▶ _ZU LESENDER AUSZUG_:
==================================================

Singender Wald bei Anemotia

Singender Wald bei Anemotia

 

9.November 2009 - Ohrenbetäubende Stille

Aus dem Holländischen/Englischen von Gabriele Podzierski 

 

Was mir besonders auffällt, wenn ich in den Niederlanden bin, ist der stete Lärm all überall. Egal, wo man auch ist, unentwegt hört man nah oder fern die Autos auf den Straßen oder Autobahnen, das Dröhnen der Flugzeuge, oder andere störende Geräusche. Nach einem Artikel in der holländischen Tageszeitung „de Volkskrant“ vom 27.10.09 werden die vorgeschriebenen Dezibel-Grenzwerte in mehr als der Hälfte der Städte Europas überschritten. Fakt ist, dass es in den Niederlanden niemals ganz still ist.

==================================================

▶ _AUFGEFÜHRTE EINTRÄGE_:
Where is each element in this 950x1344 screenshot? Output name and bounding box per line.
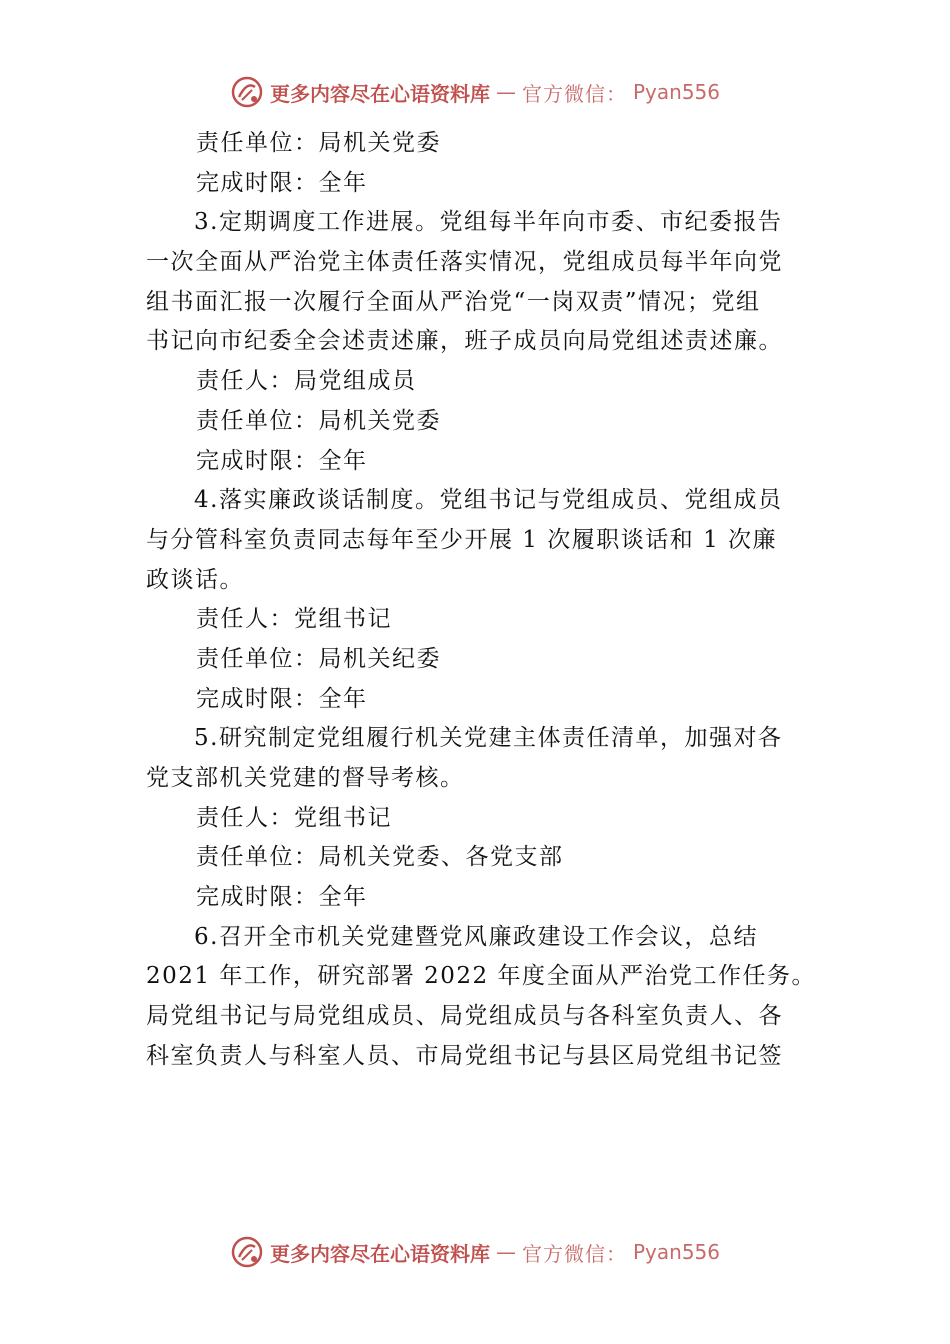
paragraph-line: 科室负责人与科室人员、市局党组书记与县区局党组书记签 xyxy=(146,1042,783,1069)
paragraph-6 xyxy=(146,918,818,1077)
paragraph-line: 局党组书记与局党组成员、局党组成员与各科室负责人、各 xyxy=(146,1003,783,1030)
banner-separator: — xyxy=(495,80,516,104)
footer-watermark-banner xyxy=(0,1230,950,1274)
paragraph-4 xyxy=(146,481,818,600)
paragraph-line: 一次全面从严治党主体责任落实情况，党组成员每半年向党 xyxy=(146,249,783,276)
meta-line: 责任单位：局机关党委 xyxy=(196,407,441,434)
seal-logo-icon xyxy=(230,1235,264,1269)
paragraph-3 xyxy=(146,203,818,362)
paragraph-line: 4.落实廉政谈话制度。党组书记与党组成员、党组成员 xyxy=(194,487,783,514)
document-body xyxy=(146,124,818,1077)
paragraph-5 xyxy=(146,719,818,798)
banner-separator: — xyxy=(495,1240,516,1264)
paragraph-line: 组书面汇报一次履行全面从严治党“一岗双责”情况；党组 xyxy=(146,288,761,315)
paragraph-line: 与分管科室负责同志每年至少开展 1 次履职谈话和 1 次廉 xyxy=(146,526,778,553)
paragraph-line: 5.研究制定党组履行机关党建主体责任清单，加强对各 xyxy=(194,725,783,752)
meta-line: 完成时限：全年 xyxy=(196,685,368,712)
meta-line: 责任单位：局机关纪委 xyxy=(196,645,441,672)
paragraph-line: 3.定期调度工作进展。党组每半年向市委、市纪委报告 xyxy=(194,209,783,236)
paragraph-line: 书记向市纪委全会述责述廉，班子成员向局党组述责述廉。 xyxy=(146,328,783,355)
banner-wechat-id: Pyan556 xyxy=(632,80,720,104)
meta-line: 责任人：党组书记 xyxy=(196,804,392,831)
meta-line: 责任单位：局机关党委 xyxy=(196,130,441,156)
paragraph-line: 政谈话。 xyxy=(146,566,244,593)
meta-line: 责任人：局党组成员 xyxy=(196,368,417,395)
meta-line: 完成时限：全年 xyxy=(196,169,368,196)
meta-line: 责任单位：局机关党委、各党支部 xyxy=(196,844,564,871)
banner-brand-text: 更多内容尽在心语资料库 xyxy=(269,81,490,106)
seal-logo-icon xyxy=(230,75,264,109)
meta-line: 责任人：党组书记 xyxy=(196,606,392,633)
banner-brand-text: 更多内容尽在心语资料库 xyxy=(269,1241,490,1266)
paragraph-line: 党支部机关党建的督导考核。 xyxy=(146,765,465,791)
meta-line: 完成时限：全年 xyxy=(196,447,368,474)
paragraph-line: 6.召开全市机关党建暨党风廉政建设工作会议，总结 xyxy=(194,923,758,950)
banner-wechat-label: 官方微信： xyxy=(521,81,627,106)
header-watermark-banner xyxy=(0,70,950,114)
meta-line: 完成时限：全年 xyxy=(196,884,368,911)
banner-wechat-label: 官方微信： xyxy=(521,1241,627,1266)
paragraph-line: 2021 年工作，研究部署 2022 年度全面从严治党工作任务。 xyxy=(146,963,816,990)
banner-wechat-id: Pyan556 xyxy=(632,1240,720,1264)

==================================================

▶ _AUFGABEN_:
**a.** Schreiben Sie aus dem Auszug über den Lärm in den Niederlanden den Abschnitt ab, der bei den Worten „Aus dem Holländischen/Englischen“ beginnt und nach den Worten „ganz still ist.“ endet.
**b.** Beantworten Sie anhand des Auszugs über den Lärm in den Niederlanden die folgenden Fragen.
(i) Welches Datum trägt der Eintrag?
(ii) Aus welchen Sprachen wurde der Auszug übersetzt?
(iii) In welchem Anteil der Städte Europas werden laut dem genannten Artikel die vorgeschriebenen Dezibel-Grenzwerte überschritten?

▶ _ANTWORTEN JE AUFGABE_:
**a.**
Aus dem Holländischen/Englischen von Gabriele Podzierski 

 

Was mir besonders auffällt, wenn ich in den Niederlanden bin, ist der stete Lärm all überall. Egal, wo man auch ist, unentwegt hört man nah oder fern die Autos auf den Straßen oder Autobahnen, das Dröhnen der Flugzeuge, oder andere störende Geräusche. Nach einem Artikel in der holländischen Tageszeitung „de Volkskrant“ vom 27.10.09 werden die vorgeschriebenen Dezibel-Grenzwerte in mehr als der Hälfte der Städte Europas überschritten. Fakt ist, dass es in den Niederlanden niemals ganz still ist.

**b.**
(i) Der Eintrag trägt das Datum 9. November 2009.
(ii) Er wurde aus dem Holländischen und dem Englischen übersetzt.
(iii) Die Grenzwerte werden in mehr als der Hälfte der Städte Europas überschritten.